GOAL
Every entry must be repeated exactly. Exclude all pictures.

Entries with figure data
>>>>
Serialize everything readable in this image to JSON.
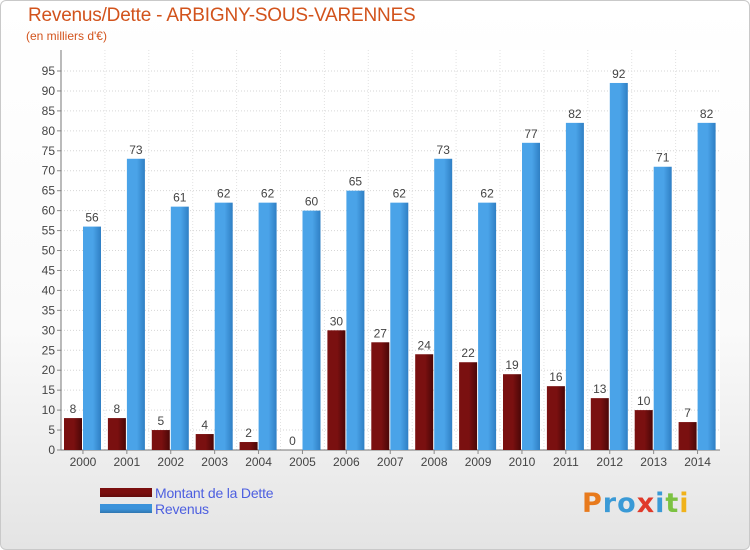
{
  "title": "Revenus/Dette - ARBIGNY-SOUS-VARENNES",
  "subtitle": "(en milliers d'€)",
  "logo": {
    "letters": [
      "P",
      "r",
      "o",
      "x",
      "i",
      "t",
      "i"
    ],
    "colors": [
      "#e87a1c",
      "#3a9ad6",
      "#3a9ad6",
      "#e03a2a",
      "#3a9ad6",
      "#7cc242",
      "#f0b21a"
    ]
  },
  "legend": [
    {
      "label": "Montant de la Dette",
      "color": "#7a0f0f"
    },
    {
      "label": "Revenus",
      "color": "#3b93db"
    }
  ],
  "chart_data": {
    "type": "bar",
    "categories": [
      "2000",
      "2001",
      "2002",
      "2003",
      "2004",
      "2005",
      "2006",
      "2007",
      "2008",
      "2009",
      "2010",
      "2011",
      "2012",
      "2013",
      "2014"
    ],
    "series": [
      {
        "name": "Montant de la Dette",
        "color": "#7a0f0f",
        "values": [
          8,
          8,
          5,
          4,
          2,
          0,
          30,
          27,
          24,
          22,
          19,
          16,
          13,
          10,
          7
        ]
      },
      {
        "name": "Revenus",
        "color": "#3b93db",
        "values": [
          56,
          73,
          61,
          62,
          62,
          60,
          65,
          62,
          73,
          62,
          77,
          82,
          92,
          71,
          82
        ]
      }
    ],
    "yticks": [
      0,
      5,
      10,
      15,
      20,
      25,
      30,
      35,
      40,
      45,
      50,
      55,
      60,
      65,
      70,
      75,
      80,
      85,
      90,
      95
    ],
    "ylim": [
      0,
      95
    ],
    "grid": true,
    "legend_position": "bottom-left"
  }
}
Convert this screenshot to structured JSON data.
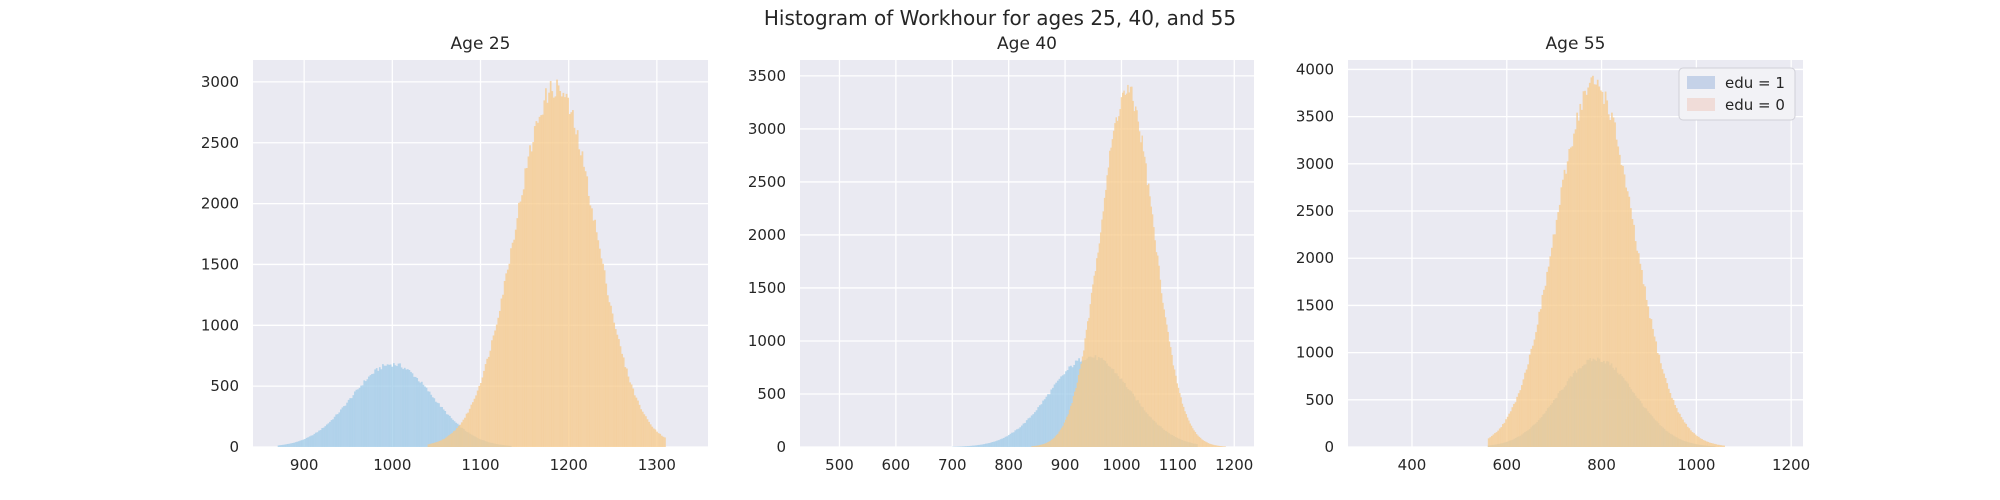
{
  "title": "Histogram of Workhour for ages 25, 40, and 55",
  "colors": {
    "background": "#ffffff",
    "axes_face": "#eaeaf2",
    "grid": "#ffffff",
    "edu1": "#9fcbe8",
    "edu0": "#f7c98a",
    "overlap": "#c9b98c",
    "legend_edu1": "#c5d2e8",
    "legend_edu0": "#f0dcd8"
  },
  "chart_data": [
    {
      "type": "bar",
      "title": "Age 25",
      "xlim": [
        842,
        1358
      ],
      "ylim": [
        0,
        3180
      ],
      "xticks": [
        900,
        1000,
        1100,
        1200,
        1300
      ],
      "yticks": [
        0,
        500,
        1000,
        1500,
        2000,
        2500,
        3000
      ],
      "grid": true,
      "legend": false,
      "series": [
        {
          "name": "edu = 1",
          "color": "edu1",
          "distribution": "normal",
          "mean": 1000,
          "sd": 46,
          "peak": 680,
          "range": [
            870,
            1135
          ]
        },
        {
          "name": "edu = 0",
          "color": "edu0",
          "distribution": "normal",
          "mean": 1185,
          "sd": 46,
          "peak": 2950,
          "range": [
            1040,
            1310
          ]
        }
      ]
    },
    {
      "type": "bar",
      "title": "Age 40",
      "xlim": [
        430,
        1235
      ],
      "ylim": [
        0,
        3650
      ],
      "xticks": [
        500,
        600,
        700,
        800,
        900,
        1000,
        1100,
        1200
      ],
      "yticks": [
        0,
        500,
        1000,
        1500,
        2000,
        2500,
        3000,
        3500
      ],
      "grid": true,
      "legend": false,
      "series": [
        {
          "name": "edu = 1",
          "color": "edu1",
          "distribution": "normal",
          "mean": 945,
          "sd": 72,
          "peak": 850,
          "range": [
            700,
            1135
          ]
        },
        {
          "name": "edu = 0",
          "color": "edu0",
          "distribution": "normal",
          "mean": 1010,
          "sd": 48,
          "peak": 3350,
          "range": [
            840,
            1185
          ]
        }
      ]
    },
    {
      "type": "bar",
      "title": "Age 55",
      "xlim": [
        265,
        1225
      ],
      "ylim": [
        0,
        4100
      ],
      "xticks": [
        400,
        600,
        800,
        1000,
        1200
      ],
      "yticks": [
        0,
        500,
        1000,
        1500,
        2000,
        2500,
        3000,
        3500,
        4000
      ],
      "grid": true,
      "legend": true,
      "legend_loc": "upper right",
      "series": [
        {
          "name": "edu = 1",
          "color": "edu1",
          "legend_color": "legend_edu1",
          "distribution": "normal",
          "mean": 790,
          "sd": 80,
          "peak": 930,
          "range": [
            560,
            1040
          ]
        },
        {
          "name": "edu = 0",
          "color": "edu0",
          "legend_color": "legend_edu0",
          "distribution": "normal",
          "mean": 785,
          "sd": 82,
          "peak": 3850,
          "range": [
            560,
            1060
          ]
        }
      ]
    }
  ]
}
<<<<
WRITTEN RESPONSE
Serialize everything readable in this image to JSON.
{
  "title": "Revenus/Dette - ARBIGNY-SOUS-VARENNES",
  "subtitle": "(en milliers d'€)",
  "logo": {
    "letters": [
      "P",
      "r",
      "o",
      "x",
      "i",
      "t",
      "i"
    ],
    "colors": [
      "#e87a1c",
      "#3a9ad6",
      "#3a9ad6",
      "#e03a2a",
      "#3a9ad6",
      "#7cc242",
      "#f0b21a"
    ]
  },
  "legend": [
    {
      "label": "Montant de la Dette",
      "color": "#7a0f0f"
    },
    {
      "label": "Revenus",
      "color": "#3b93db"
    }
  ],
  "chart_data": {
    "type": "bar",
    "categories": [
      "2000",
      "2001",
      "2002",
      "2003",
      "2004",
      "2005",
      "2006",
      "2007",
      "2008",
      "2009",
      "2010",
      "2011",
      "2012",
      "2013",
      "2014"
    ],
    "series": [
      {
        "name": "Montant de la Dette",
        "color": "#7a0f0f",
        "values": [
          8,
          8,
          5,
          4,
          2,
          0,
          30,
          27,
          24,
          22,
          19,
          16,
          13,
          10,
          7
        ]
      },
      {
        "name": "Revenus",
        "color": "#3b93db",
        "values": [
          56,
          73,
          61,
          62,
          62,
          60,
          65,
          62,
          73,
          62,
          77,
          82,
          92,
          71,
          82
        ]
      }
    ],
    "yticks": [
      0,
      5,
      10,
      15,
      20,
      25,
      30,
      35,
      40,
      45,
      50,
      55,
      60,
      65,
      70,
      75,
      80,
      85,
      90,
      95
    ],
    "ylim": [
      0,
      95
    ],
    "grid": true,
    "legend_position": "bottom-left"
  }
}
Convert this screenshot to structured JSON data.
{
  "title": "Histogram of Workhour for ages 25, 40, and 55",
  "colors": {
    "background": "#ffffff",
    "axes_face": "#eaeaf2",
    "grid": "#ffffff",
    "edu1": "#9fcbe8",
    "edu0": "#f7c98a",
    "overlap": "#c9b98c",
    "legend_edu1": "#c5d2e8",
    "legend_edu0": "#f0dcd8"
  },
  "chart_data": [
    {
      "type": "bar",
      "title": "Age 25",
      "xlim": [
        842,
        1358
      ],
      "ylim": [
        0,
        3180
      ],
      "xticks": [
        900,
        1000,
        1100,
        1200,
        1300
      ],
      "yticks": [
        0,
        500,
        1000,
        1500,
        2000,
        2500,
        3000
      ],
      "grid": true,
      "legend": false,
      "series": [
        {
          "name": "edu = 1",
          "color": "edu1",
          "distribution": "normal",
          "mean": 1000,
          "sd": 46,
          "peak": 680,
          "range": [
            870,
            1135
          ]
        },
        {
          "name": "edu = 0",
          "color": "edu0",
          "distribution": "normal",
          "mean": 1185,
          "sd": 46,
          "peak": 2950,
          "range": [
            1040,
            1310
          ]
        }
      ]
    },
    {
      "type": "bar",
      "title": "Age 40",
      "xlim": [
        430,
        1235
      ],
      "ylim": [
        0,
        3650
      ],
      "xticks": [
        500,
        600,
        700,
        800,
        900,
        1000,
        1100,
        1200
      ],
      "yticks": [
        0,
        500,
        1000,
        1500,
        2000,
        2500,
        3000,
        3500
      ],
      "grid": true,
      "legend": false,
      "series": [
        {
          "name": "edu = 1",
          "color": "edu1",
          "distribution": "normal",
          "mean": 945,
          "sd": 72,
          "peak": 850,
          "range": [
            700,
            1135
          ]
        },
        {
          "name": "edu = 0",
          "color": "edu0",
          "distribution": "normal",
          "mean": 1010,
          "sd": 48,
          "peak": 3350,
          "range": [
            840,
            1185
          ]
        }
      ]
    },
    {
      "type": "bar",
      "title": "Age 55",
      "xlim": [
        265,
        1225
      ],
      "ylim": [
        0,
        4100
      ],
      "xticks": [
        400,
        600,
        800,
        1000,
        1200
      ],
      "yticks": [
        0,
        500,
        1000,
        1500,
        2000,
        2500,
        3000,
        3500,
        4000
      ],
      "grid": true,
      "legend": true,
      "legend_loc": "upper right",
      "series": [
        {
          "name": "edu = 1",
          "color": "edu1",
          "legend_color": "legend_edu1",
          "distribution": "normal",
          "mean": 790,
          "sd": 80,
          "peak": 930,
          "range": [
            560,
            1040
          ]
        },
        {
          "name": "edu = 0",
          "color": "edu0",
          "legend_color": "legend_edu0",
          "distribution": "normal",
          "mean": 785,
          "sd": 82,
          "peak": 3850,
          "range": [
            560,
            1060
          ]
        }
      ]
    }
  ]
}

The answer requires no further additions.